● **What is required**:
Pull out every line with the word "photos" from the entries below.

## START Information given

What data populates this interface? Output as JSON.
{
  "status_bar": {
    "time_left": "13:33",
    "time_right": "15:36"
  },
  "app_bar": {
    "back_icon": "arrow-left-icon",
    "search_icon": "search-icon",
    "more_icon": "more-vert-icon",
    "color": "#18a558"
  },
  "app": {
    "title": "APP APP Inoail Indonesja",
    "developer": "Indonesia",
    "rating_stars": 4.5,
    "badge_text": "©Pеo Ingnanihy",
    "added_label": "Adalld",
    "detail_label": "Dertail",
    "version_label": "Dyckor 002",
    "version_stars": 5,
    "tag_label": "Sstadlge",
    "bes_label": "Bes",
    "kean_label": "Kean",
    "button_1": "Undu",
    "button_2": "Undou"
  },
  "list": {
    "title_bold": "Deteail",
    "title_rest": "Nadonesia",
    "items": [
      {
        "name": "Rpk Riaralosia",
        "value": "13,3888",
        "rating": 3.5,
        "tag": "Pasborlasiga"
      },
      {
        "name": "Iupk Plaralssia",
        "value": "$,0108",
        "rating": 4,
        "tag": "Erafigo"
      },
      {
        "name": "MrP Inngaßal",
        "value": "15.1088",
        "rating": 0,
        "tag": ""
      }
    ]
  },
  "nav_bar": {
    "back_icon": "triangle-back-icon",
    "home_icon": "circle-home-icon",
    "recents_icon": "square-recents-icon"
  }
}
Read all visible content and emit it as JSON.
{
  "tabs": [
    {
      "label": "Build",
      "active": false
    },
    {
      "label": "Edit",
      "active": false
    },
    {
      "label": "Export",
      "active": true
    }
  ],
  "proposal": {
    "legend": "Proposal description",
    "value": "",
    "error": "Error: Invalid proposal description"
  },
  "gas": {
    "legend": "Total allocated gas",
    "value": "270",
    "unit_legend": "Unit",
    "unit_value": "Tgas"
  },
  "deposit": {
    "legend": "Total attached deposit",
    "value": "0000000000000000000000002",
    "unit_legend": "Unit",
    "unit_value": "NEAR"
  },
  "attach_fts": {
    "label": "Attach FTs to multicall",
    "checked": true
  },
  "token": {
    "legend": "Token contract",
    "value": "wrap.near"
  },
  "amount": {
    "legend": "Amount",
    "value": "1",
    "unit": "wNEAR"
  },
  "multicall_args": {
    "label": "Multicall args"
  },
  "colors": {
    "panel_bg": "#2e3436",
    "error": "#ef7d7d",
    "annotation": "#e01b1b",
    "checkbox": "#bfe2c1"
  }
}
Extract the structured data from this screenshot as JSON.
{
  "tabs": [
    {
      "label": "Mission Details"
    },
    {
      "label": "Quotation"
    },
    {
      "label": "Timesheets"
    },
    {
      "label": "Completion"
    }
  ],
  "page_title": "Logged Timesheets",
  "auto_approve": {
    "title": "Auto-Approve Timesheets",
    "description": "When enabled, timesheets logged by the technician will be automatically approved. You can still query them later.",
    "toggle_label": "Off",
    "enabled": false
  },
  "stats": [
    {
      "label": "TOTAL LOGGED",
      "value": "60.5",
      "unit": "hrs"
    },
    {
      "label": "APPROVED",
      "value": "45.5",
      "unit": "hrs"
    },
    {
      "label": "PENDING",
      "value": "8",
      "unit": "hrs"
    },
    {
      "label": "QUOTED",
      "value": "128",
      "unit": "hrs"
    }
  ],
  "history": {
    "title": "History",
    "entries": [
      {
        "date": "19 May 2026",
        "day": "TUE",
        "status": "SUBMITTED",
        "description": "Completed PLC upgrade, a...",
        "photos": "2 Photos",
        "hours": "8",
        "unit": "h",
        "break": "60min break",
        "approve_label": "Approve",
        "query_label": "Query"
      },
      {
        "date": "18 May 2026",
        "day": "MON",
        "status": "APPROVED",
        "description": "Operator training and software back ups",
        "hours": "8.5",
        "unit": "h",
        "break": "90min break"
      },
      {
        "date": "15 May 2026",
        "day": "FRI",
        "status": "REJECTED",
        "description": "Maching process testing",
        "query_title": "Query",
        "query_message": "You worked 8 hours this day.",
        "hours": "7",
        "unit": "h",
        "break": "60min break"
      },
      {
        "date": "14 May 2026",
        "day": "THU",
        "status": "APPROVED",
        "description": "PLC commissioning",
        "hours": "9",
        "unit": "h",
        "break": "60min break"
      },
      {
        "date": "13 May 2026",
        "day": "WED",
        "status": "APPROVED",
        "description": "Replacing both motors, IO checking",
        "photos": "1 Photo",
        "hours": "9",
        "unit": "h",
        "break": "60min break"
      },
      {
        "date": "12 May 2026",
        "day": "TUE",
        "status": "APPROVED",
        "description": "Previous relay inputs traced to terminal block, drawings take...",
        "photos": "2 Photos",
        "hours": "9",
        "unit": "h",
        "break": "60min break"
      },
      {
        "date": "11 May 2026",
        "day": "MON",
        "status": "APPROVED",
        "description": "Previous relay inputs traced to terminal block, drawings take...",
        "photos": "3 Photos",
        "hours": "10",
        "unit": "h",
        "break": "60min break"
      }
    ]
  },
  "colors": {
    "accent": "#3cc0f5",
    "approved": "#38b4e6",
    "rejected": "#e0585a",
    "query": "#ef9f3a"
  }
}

## END Information given

● **Reply to the task**:
        "photos": "2 Photos",
        "photos": "1 Photo",
        "photos": "2 Photos",
        "photos": "3 Photos",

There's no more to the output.